* begin Data shown *

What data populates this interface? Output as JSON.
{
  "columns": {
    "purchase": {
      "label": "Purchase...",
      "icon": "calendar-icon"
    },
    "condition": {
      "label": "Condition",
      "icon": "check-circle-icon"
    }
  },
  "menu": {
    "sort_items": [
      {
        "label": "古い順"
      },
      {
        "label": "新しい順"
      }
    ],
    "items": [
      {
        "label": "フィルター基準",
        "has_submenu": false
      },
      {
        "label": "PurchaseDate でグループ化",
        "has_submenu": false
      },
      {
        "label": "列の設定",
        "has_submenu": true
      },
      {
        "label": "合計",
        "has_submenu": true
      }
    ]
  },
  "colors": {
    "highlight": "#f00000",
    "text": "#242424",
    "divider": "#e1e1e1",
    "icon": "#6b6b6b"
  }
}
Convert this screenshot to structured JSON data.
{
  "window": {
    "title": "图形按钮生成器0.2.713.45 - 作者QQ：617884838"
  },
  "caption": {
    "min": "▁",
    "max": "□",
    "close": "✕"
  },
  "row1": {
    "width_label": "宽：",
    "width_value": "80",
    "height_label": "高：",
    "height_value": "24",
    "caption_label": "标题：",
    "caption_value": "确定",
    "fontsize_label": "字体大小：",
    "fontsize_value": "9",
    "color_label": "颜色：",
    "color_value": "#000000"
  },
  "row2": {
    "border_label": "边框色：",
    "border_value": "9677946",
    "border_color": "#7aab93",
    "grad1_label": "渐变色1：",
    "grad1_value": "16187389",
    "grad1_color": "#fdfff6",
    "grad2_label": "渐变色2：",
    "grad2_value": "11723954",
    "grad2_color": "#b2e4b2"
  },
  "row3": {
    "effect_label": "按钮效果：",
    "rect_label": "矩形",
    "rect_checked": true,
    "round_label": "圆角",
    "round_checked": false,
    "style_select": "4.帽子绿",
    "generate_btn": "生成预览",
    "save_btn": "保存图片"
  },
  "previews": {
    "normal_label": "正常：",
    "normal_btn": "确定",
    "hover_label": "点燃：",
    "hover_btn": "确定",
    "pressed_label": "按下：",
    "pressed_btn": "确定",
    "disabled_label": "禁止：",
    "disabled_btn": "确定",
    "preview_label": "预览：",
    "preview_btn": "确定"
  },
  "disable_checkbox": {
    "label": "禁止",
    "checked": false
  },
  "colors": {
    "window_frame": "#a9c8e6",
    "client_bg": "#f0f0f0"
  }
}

* end Data shown *

Repeat the data precisely, line by line.

• Final result:
What data populates this interface? Output as JSON.
{
  "columns": {
    "purchase": {
      "label": "Purchase...",
      "icon": "calendar-icon"
    },
    "condition": {
      "label": "Condition",
      "icon": "check-circle-icon"
    }
  },
  "menu": {
    "sort_items": [
      {
        "label": "古い順"
      },
      {
        "label": "新しい順"
      }
    ],
    "items": [
      {
        "label": "フィルター基準",
        "has_submenu": false
      },
      {
        "label": "PurchaseDate でグループ化",
        "has_submenu": false
      },
      {
        "label": "列の設定",
        "has_submenu": true
      },
      {
        "label": "合計",
        "has_submenu": true
      }
    ]
  },
  "colors": {
    "highlight": "#f00000",
    "text": "#242424",
    "divider": "#e1e1e1",
    "icon": "#6b6b6b"
  }
}
Convert this screenshot to structured JSON data.
{
  "window": {
    "title": "图形按钮生成器0.2.713.45 - 作者QQ：617884838"
  },
  "caption": {
    "min": "▁",
    "max": "□",
    "close": "✕"
  },
  "row1": {
    "width_label": "宽：",
    "width_value": "80",
    "height_label": "高：",
    "height_value": "24",
    "caption_label": "标题：",
    "caption_value": "确定",
    "fontsize_label": "字体大小：",
    "fontsize_value": "9",
    "color_label": "颜色：",
    "color_value": "#000000"
  },
  "row2": {
    "border_label": "边框色：",
    "border_value": "9677946",
    "border_color": "#7aab93",
    "grad1_label": "渐变色1：",
    "grad1_value": "16187389",
    "grad1_color": "#fdfff6",
    "grad2_label": "渐变色2：",
    "grad2_value": "11723954",
    "grad2_color": "#b2e4b2"
  },
  "row3": {
    "effect_label": "按钮效果：",
    "rect_label": "矩形",
    "rect_checked": true,
    "round_label": "圆角",
    "round_checked": false,
    "style_select": "4.帽子绿",
    "generate_btn": "生成预览",
    "save_btn": "保存图片"
  },
  "previews": {
    "normal_label": "正常：",
    "normal_btn": "确定",
    "hover_label": "点燃：",
    "hover_btn": "确定",
    "pressed_label": "按下：",
    "pressed_btn": "确定",
    "disabled_label": "禁止：",
    "disabled_btn": "确定",
    "preview_label": "预览：",
    "preview_btn": "确定"
  },
  "disable_checkbox": {
    "label": "禁止",
    "checked": false
  },
  "colors": {
    "window_frame": "#a9c8e6",
    "client_bg": "#f0f0f0"
  }
}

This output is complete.